Figure dataset records
-- -- --

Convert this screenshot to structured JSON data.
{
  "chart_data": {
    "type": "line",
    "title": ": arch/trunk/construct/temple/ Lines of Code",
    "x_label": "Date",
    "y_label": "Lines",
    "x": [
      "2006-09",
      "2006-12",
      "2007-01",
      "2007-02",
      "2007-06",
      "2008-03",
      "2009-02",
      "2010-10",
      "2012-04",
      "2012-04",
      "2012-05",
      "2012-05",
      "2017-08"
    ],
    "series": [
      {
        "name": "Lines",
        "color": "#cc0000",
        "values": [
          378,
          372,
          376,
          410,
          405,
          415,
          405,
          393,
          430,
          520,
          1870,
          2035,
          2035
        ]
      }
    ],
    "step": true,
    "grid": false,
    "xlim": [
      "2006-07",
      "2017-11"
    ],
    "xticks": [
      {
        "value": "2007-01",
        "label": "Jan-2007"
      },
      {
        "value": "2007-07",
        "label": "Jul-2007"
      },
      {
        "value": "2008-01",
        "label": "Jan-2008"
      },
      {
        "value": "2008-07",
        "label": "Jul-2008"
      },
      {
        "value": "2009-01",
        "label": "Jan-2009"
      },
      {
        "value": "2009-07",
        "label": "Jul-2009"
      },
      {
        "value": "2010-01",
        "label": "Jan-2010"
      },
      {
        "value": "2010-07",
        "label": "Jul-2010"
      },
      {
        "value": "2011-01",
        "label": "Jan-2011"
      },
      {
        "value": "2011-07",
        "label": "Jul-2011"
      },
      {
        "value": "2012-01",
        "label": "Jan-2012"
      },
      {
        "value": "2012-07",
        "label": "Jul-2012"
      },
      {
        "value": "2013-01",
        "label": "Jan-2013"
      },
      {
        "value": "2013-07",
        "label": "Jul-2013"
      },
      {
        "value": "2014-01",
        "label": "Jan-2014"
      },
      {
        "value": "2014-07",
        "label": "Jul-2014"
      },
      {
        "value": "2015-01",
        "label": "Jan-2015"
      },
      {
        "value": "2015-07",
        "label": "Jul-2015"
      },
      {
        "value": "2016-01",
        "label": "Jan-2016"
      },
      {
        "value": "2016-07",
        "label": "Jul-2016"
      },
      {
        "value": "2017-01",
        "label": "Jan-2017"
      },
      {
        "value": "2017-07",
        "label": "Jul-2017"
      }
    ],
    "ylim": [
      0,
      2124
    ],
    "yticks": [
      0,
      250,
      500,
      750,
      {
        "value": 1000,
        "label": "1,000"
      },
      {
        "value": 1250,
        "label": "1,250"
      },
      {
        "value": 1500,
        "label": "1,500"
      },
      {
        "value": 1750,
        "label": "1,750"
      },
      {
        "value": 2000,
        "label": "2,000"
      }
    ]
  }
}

-- -- --

§ **Exercise requirements**
Output an exact copy of each record.

§ **Solution**
Convert this screenshot to structured JSON data.
{
  "chart_data": {
    "type": "line",
    "title": ": arch/trunk/construct/temple/ Lines of Code",
    "x_label": "Date",
    "y_label": "Lines",
    "x": [
      "2006-09",
      "2006-12",
      "2007-01",
      "2007-02",
      "2007-06",
      "2008-03",
      "2009-02",
      "2010-10",
      "2012-04",
      "2012-04",
      "2012-05",
      "2012-05",
      "2017-08"
    ],
    "series": [
      {
        "name": "Lines",
        "color": "#cc0000",
        "values": [
          378,
          372,
          376,
          410,
          405,
          415,
          405,
          393,
          430,
          520,
          1870,
          2035,
          2035
        ]
      }
    ],
    "step": true,
    "grid": false,
    "xlim": [
      "2006-07",
      "2017-11"
    ],
    "xticks": [
      {
        "value": "2007-01",
        "label": "Jan-2007"
      },
      {
        "value": "2007-07",
        "label": "Jul-2007"
      },
      {
        "value": "2008-01",
        "label": "Jan-2008"
      },
      {
        "value": "2008-07",
        "label": "Jul-2008"
      },
      {
        "value": "2009-01",
        "label": "Jan-2009"
      },
      {
        "value": "2009-07",
        "label": "Jul-2009"
      },
      {
        "value": "2010-01",
        "label": "Jan-2010"
      },
      {
        "value": "2010-07",
        "label": "Jul-2010"
      },
      {
        "value": "2011-01",
        "label": "Jan-2011"
      },
      {
        "value": "2011-07",
        "label": "Jul-2011"
      },
      {
        "value": "2012-01",
        "label": "Jan-2012"
      },
      {
        "value": "2012-07",
        "label": "Jul-2012"
      },
      {
        "value": "2013-01",
        "label": "Jan-2013"
      },
      {
        "value": "2013-07",
        "label": "Jul-2013"
      },
      {
        "value": "2014-01",
        "label": "Jan-2014"
      },
      {
        "value": "2014-07",
        "label": "Jul-2014"
      },
      {
        "value": "2015-01",
        "label": "Jan-2015"
      },
      {
        "value": "2015-07",
        "label": "Jul-2015"
      },
      {
        "value": "2016-01",
        "label": "Jan-2016"
      },
      {
        "value": "2016-07",
        "label": "Jul-2016"
      },
      {
        "value": "2017-01",
        "label": "Jan-2017"
      },
      {
        "value": "2017-07",
        "label": "Jul-2017"
      }
    ],
    "ylim": [
      0,
      2124
    ],
    "yticks": [
      0,
      250,
      500,
      750,
      {
        "value": 1000,
        "label": "1,000"
      },
      {
        "value": 1250,
        "label": "1,250"
      },
      {
        "value": 1500,
        "label": "1,500"
      },
      {
        "value": 1750,
        "label": "1,750"
      },
      {
        "value": 2000,
        "label": "2,000"
      }
    ]
  }
}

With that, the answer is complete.